_What you have to do_
Transcribe the records below exactly as they appear, omitting any pictures.

_Extracted material_
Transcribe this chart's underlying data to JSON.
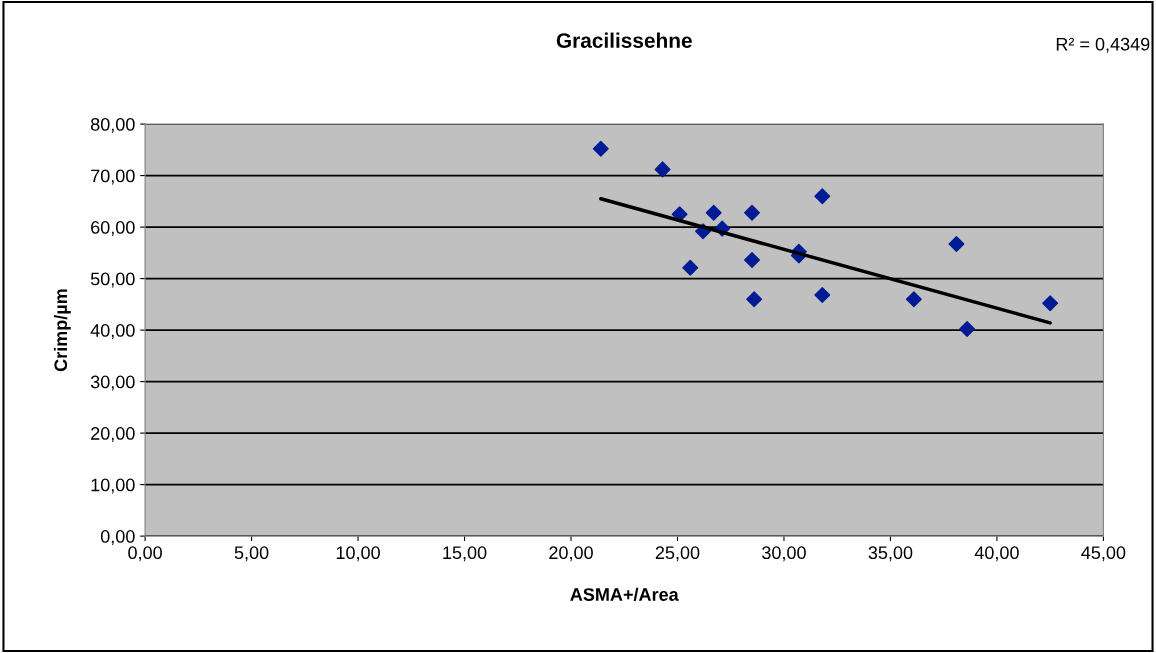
{
  "chart_data": {
    "type": "scatter",
    "title": "Gracilissehne",
    "xlabel": "ASMA+/Area",
    "ylabel": "Crimp/µm",
    "annotations": [
      "R² = 0,4349"
    ],
    "series": [
      {
        "color": "#001c94",
        "marker": "diamond",
        "x": [
          21.4,
          24.3,
          25.1,
          26.7,
          28.5,
          31.8,
          26.2,
          27.1,
          30.7,
          30.7,
          25.6,
          28.5,
          28.6,
          31.8,
          36.1,
          42.5,
          38.6,
          38.1
        ],
        "values": [
          75.2,
          71.2,
          62.5,
          62.8,
          62.8,
          66.0,
          59.2,
          59.7,
          55.2,
          54.5,
          52.1,
          53.6,
          46.0,
          46.8,
          46.0,
          45.2,
          40.2,
          56.7
        ]
      },
      {
        "type": "line",
        "color": "#000000",
        "x": [
          21.4,
          42.5
        ],
        "values": [
          65.5,
          41.4
        ]
      }
    ],
    "grid": "y",
    "legend": false,
    "xlim": [
      0,
      45
    ],
    "ylim": [
      0,
      80
    ],
    "xticks": [
      {
        "value": 0,
        "label": "0,00"
      },
      {
        "value": 5,
        "label": "5,00"
      },
      {
        "value": 10,
        "label": "10,00"
      },
      {
        "value": 15,
        "label": "15,00"
      },
      {
        "value": 20,
        "label": "20,00"
      },
      {
        "value": 25,
        "label": "25,00"
      },
      {
        "value": 30,
        "label": "30,00"
      },
      {
        "value": 35,
        "label": "35,00"
      },
      {
        "value": 40,
        "label": "40,00"
      },
      {
        "value": 45,
        "label": "45,00"
      }
    ],
    "yticks": [
      {
        "value": 0,
        "label": "0,00"
      },
      {
        "value": 10,
        "label": "10,00"
      },
      {
        "value": 20,
        "label": "20,00"
      },
      {
        "value": 30,
        "label": "30,00"
      },
      {
        "value": 40,
        "label": "40,00"
      },
      {
        "value": 50,
        "label": "50,00"
      },
      {
        "value": 60,
        "label": "60,00"
      },
      {
        "value": 70,
        "label": "70,00"
      },
      {
        "value": 80,
        "label": "80,00"
      }
    ]
  }
}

_Correct response_
Transcribe this chart's underlying data to JSON.
{
  "chart_data": {
    "type": "scatter",
    "title": "Gracilissehne",
    "xlabel": "ASMA+/Area",
    "ylabel": "Crimp/µm",
    "annotations": [
      "R² = 0,4349"
    ],
    "series": [
      {
        "color": "#001c94",
        "marker": "diamond",
        "x": [
          21.4,
          24.3,
          25.1,
          26.7,
          28.5,
          31.8,
          26.2,
          27.1,
          30.7,
          30.7,
          25.6,
          28.5,
          28.6,
          31.8,
          36.1,
          42.5,
          38.6,
          38.1
        ],
        "values": [
          75.2,
          71.2,
          62.5,
          62.8,
          62.8,
          66.0,
          59.2,
          59.7,
          55.2,
          54.5,
          52.1,
          53.6,
          46.0,
          46.8,
          46.0,
          45.2,
          40.2,
          56.7
        ]
      },
      {
        "type": "line",
        "color": "#000000",
        "x": [
          21.4,
          42.5
        ],
        "values": [
          65.5,
          41.4
        ]
      }
    ],
    "grid": "y",
    "legend": false,
    "xlim": [
      0,
      45
    ],
    "ylim": [
      0,
      80
    ],
    "xticks": [
      {
        "value": 0,
        "label": "0,00"
      },
      {
        "value": 5,
        "label": "5,00"
      },
      {
        "value": 10,
        "label": "10,00"
      },
      {
        "value": 15,
        "label": "15,00"
      },
      {
        "value": 20,
        "label": "20,00"
      },
      {
        "value": 25,
        "label": "25,00"
      },
      {
        "value": 30,
        "label": "30,00"
      },
      {
        "value": 35,
        "label": "35,00"
      },
      {
        "value": 40,
        "label": "40,00"
      },
      {
        "value": 45,
        "label": "45,00"
      }
    ],
    "yticks": [
      {
        "value": 0,
        "label": "0,00"
      },
      {
        "value": 10,
        "label": "10,00"
      },
      {
        "value": 20,
        "label": "20,00"
      },
      {
        "value": 30,
        "label": "30,00"
      },
      {
        "value": 40,
        "label": "40,00"
      },
      {
        "value": 50,
        "label": "50,00"
      },
      {
        "value": 60,
        "label": "60,00"
      },
      {
        "value": 70,
        "label": "70,00"
      },
      {
        "value": 80,
        "label": "80,00"
      }
    ]
  }
}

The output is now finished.